◆ **Written exercise 1**:
In the box coordinate listing, reproduce word for word everything from the line containing "941, 294, 956]" down to the line containing "300, 285, 316]".

Luke 17: 11-19
21st
Sunday after Pentecost/ 13th October 2013
You
never know what you’re going to encounter on the way to Jerusalem. You never know what you’re going to encounter
on the way. You never know what you’re
going to encounter when you walk with Jesus. For he takes you from where you
are to where you need to be.
On
the way, along the way, the journey leads out beyond “home” to a place new, a
different place. And it’s there, at a
point between “home” and one’s destination, in this “region between Samaria and
Galilee,” something happens. Galilee is
home, it’s Jewish territory, it’s a familiar place, the place of origins. Samaria is definitely not home. It’s an unfamiliar
place for Jesus and his followers, it’s not safe, it’s “unclean,” disturbing,
alienating, unnerving. Yet, it’s here on
the margins, in this “region between,” out there in a kind of religious No
Man’s Land, where clean and unclean mix, out there on the margins of society,
where the excluded and feared are sent to live and die, that something holy
occurs.

◆ **Written exercise 2**:
Resume the sermon on Luke 17 from where it stops.

(Box coordinate listings)
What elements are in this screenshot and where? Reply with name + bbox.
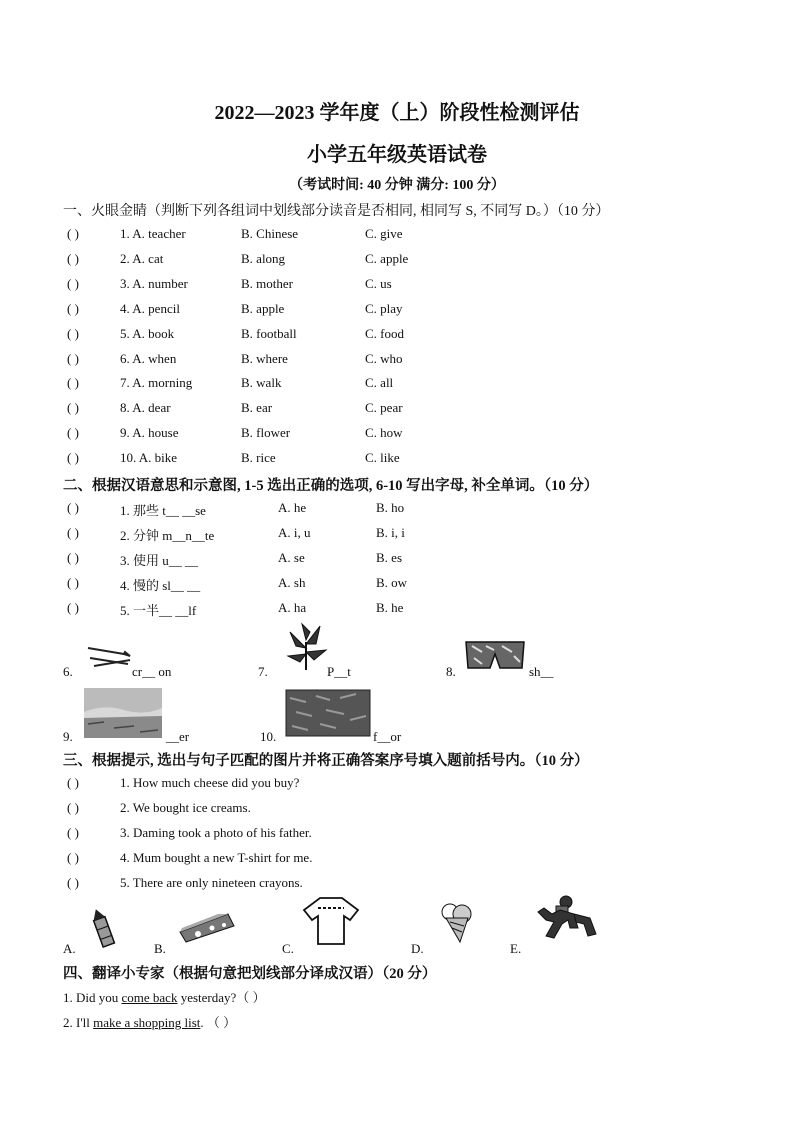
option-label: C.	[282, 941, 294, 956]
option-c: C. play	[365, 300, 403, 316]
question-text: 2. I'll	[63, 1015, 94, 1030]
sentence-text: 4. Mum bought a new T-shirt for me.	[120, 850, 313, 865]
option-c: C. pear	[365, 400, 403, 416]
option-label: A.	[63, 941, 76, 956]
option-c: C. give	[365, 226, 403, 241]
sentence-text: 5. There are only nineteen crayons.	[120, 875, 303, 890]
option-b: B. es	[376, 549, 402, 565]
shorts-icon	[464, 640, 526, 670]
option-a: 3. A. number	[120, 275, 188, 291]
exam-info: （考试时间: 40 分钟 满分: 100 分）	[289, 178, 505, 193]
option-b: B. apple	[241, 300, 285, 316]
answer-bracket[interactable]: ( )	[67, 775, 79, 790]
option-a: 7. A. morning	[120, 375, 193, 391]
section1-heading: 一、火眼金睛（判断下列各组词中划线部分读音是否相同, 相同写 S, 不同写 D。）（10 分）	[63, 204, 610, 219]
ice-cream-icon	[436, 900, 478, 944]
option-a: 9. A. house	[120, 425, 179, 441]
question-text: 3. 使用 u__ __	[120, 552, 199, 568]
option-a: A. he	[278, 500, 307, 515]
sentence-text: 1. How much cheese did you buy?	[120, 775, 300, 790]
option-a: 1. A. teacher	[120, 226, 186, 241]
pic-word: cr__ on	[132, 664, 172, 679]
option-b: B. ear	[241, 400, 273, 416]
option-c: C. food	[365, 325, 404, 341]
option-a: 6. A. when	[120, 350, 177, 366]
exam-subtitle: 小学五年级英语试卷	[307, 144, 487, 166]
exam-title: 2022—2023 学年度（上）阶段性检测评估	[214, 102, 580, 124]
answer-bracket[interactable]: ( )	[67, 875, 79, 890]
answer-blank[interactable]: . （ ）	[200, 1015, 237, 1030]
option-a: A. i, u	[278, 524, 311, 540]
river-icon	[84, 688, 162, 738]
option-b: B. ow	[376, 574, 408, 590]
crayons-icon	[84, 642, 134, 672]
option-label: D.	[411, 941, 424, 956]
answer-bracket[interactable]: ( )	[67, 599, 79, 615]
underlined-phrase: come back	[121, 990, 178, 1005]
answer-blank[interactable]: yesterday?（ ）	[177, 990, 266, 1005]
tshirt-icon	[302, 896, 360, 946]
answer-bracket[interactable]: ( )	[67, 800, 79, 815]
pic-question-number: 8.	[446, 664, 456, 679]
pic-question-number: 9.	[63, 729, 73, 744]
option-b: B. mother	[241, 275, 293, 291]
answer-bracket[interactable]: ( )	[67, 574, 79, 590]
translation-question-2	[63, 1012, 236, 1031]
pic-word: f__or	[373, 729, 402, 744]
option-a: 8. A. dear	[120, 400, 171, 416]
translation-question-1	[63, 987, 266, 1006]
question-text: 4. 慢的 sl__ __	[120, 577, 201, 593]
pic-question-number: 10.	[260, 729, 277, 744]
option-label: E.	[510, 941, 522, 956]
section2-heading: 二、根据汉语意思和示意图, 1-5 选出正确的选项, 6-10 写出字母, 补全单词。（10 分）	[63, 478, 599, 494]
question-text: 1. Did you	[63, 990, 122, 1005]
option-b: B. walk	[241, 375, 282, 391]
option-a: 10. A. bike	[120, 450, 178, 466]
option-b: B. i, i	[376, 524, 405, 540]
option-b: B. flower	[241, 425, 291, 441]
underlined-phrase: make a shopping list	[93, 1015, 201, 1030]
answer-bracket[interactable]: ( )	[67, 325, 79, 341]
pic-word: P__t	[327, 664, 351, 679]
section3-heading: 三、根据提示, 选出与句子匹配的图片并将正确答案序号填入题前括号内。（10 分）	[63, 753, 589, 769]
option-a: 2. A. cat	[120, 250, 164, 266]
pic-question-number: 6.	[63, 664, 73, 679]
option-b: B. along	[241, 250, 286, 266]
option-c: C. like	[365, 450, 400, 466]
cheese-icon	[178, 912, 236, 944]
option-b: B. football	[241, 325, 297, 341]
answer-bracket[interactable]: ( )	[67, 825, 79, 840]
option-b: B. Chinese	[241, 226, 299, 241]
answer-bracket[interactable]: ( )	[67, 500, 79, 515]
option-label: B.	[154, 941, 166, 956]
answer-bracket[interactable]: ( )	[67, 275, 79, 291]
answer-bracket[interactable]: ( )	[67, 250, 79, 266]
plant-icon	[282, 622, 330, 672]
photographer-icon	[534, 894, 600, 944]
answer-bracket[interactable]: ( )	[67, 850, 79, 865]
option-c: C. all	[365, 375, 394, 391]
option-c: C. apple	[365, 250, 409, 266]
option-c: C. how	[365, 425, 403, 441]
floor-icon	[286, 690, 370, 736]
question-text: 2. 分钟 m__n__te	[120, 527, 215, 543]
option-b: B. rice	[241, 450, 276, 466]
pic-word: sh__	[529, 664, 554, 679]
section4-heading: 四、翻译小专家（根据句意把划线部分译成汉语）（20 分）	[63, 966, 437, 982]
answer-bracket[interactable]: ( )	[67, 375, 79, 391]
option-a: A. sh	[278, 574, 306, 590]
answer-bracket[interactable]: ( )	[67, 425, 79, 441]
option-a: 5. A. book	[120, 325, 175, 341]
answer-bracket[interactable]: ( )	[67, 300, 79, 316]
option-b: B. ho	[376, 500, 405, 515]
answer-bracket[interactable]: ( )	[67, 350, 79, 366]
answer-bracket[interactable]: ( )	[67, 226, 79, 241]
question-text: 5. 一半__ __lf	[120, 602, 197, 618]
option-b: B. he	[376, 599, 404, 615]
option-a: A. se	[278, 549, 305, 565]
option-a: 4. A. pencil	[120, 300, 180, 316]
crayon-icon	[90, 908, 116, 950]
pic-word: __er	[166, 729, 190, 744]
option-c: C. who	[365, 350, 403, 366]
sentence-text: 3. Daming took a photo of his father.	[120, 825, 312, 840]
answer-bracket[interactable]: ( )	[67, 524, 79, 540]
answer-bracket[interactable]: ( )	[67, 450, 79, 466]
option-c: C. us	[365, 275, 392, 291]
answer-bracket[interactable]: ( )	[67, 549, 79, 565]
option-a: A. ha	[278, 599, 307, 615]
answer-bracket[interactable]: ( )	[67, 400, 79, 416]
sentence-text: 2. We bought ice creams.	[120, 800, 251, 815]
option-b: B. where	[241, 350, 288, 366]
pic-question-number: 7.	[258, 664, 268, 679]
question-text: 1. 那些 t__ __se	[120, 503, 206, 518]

◆ **Expected answer 1**:
option-label: C.	[282, 941, 294, 956]
option-c: C. play	[365, 300, 403, 316]
question-text: 2. I'll	[63, 1015, 94, 1030]
sentence-text: 4. Mum bought a new T-shirt for me.	[120, 850, 313, 865]
option-c: C. pear	[365, 400, 403, 416]
option-label: A.	[63, 941, 76, 956]
option-c: C. give	[365, 226, 403, 241]
sentence-text: 5. There are only nineteen crayons.	[120, 875, 303, 890]
option-b: B. es	[376, 549, 402, 565]
shorts-icon	[464, 640, 526, 670]
option-a: 3. A. number	[120, 275, 188, 291]
exam-info: （考试时间: 40 分钟 满分: 100 分）	[289, 178, 505, 193]
option-b: B. apple	[241, 300, 285, 316]

◆ **Expected answer 2**:
“Jesus, Master, have
mercy on us!” They saw him approaching the village. Forced to live in a ghetto, ostracized, cut
off, they’re the first to see him.
Keeping their distance they cried out from the shadows, “Jesus, Master,
have mercy on us!” They knew who he
was. Word spreads. Miracle workers and faith healers were a dime-a-dozen
in their day, but Jesus was different.
What he offered women and men was different. His way was unique.
According to Luke, when
Jesus “saw them,” he said to them, “Go and show yourselves to the
priests.” Taking him at his word,
trusting in the authority of his word, they go, even before they’re cleansed,
and on the way, “as they went, they were made clean.”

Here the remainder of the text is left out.